■ **Work to be completed**:
Give the data below again exactly as it stands. Omit the pictures.

■ **Source records**:
[start]

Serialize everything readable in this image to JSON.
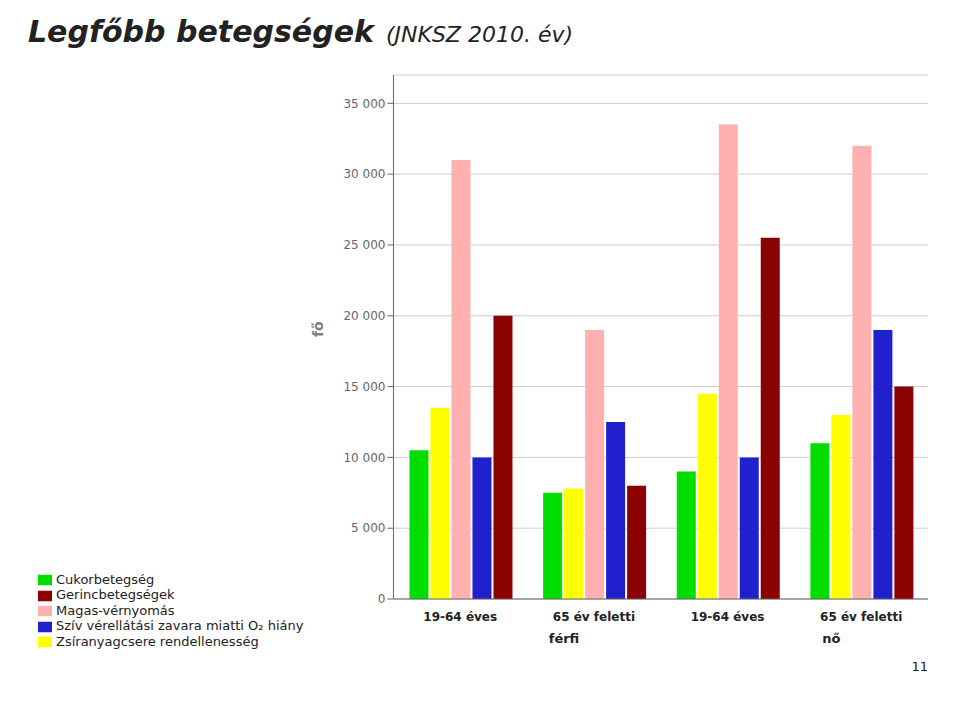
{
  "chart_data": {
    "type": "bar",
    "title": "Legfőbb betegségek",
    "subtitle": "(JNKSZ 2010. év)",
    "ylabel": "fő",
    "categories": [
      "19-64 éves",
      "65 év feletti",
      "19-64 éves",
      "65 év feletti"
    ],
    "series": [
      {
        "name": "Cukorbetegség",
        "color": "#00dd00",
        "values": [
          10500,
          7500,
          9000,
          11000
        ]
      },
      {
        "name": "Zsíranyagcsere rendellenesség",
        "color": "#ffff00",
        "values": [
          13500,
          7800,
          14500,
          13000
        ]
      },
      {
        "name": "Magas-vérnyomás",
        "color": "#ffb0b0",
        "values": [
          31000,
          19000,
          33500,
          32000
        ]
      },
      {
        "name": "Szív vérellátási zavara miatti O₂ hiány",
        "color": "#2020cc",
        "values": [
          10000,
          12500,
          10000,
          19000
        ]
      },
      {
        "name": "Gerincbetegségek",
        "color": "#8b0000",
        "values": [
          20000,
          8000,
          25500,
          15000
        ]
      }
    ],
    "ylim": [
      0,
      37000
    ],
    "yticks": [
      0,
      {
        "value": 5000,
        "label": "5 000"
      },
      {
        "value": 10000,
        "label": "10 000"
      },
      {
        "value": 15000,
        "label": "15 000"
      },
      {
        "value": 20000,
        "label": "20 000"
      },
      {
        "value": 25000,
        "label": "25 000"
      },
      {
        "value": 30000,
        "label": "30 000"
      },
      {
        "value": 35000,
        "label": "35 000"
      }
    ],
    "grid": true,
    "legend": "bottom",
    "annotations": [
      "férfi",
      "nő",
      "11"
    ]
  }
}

[end]

■ **Final result**:
Serialize everything readable in this image to JSON.
{
  "chart_data": {
    "type": "bar",
    "title": "Legfőbb betegségek",
    "subtitle": "(JNKSZ 2010. év)",
    "ylabel": "fő",
    "categories": [
      "19-64 éves",
      "65 év feletti",
      "19-64 éves",
      "65 év feletti"
    ],
    "series": [
      {
        "name": "Cukorbetegség",
        "color": "#00dd00",
        "values": [
          10500,
          7500,
          9000,
          11000
        ]
      },
      {
        "name": "Zsíranyagcsere rendellenesség",
        "color": "#ffff00",
        "values": [
          13500,
          7800,
          14500,
          13000
        ]
      },
      {
        "name": "Magas-vérnyomás",
        "color": "#ffb0b0",
        "values": [
          31000,
          19000,
          33500,
          32000
        ]
      },
      {
        "name": "Szív vérellátási zavara miatti O₂ hiány",
        "color": "#2020cc",
        "values": [
          10000,
          12500,
          10000,
          19000
        ]
      },
      {
        "name": "Gerincbetegségek",
        "color": "#8b0000",
        "values": [
          20000,
          8000,
          25500,
          15000
        ]
      }
    ],
    "ylim": [
      0,
      37000
    ],
    "yticks": [
      0,
      {
        "value": 5000,
        "label": "5 000"
      },
      {
        "value": 10000,
        "label": "10 000"
      },
      {
        "value": 15000,
        "label": "15 000"
      },
      {
        "value": 20000,
        "label": "20 000"
      },
      {
        "value": 25000,
        "label": "25 000"
      },
      {
        "value": 30000,
        "label": "30 000"
      },
      {
        "value": 35000,
        "label": "35 000"
      }
    ],
    "grid": true,
    "legend": "bottom",
    "annotations": [
      "férfi",
      "nő",
      "11"
    ]
  }
}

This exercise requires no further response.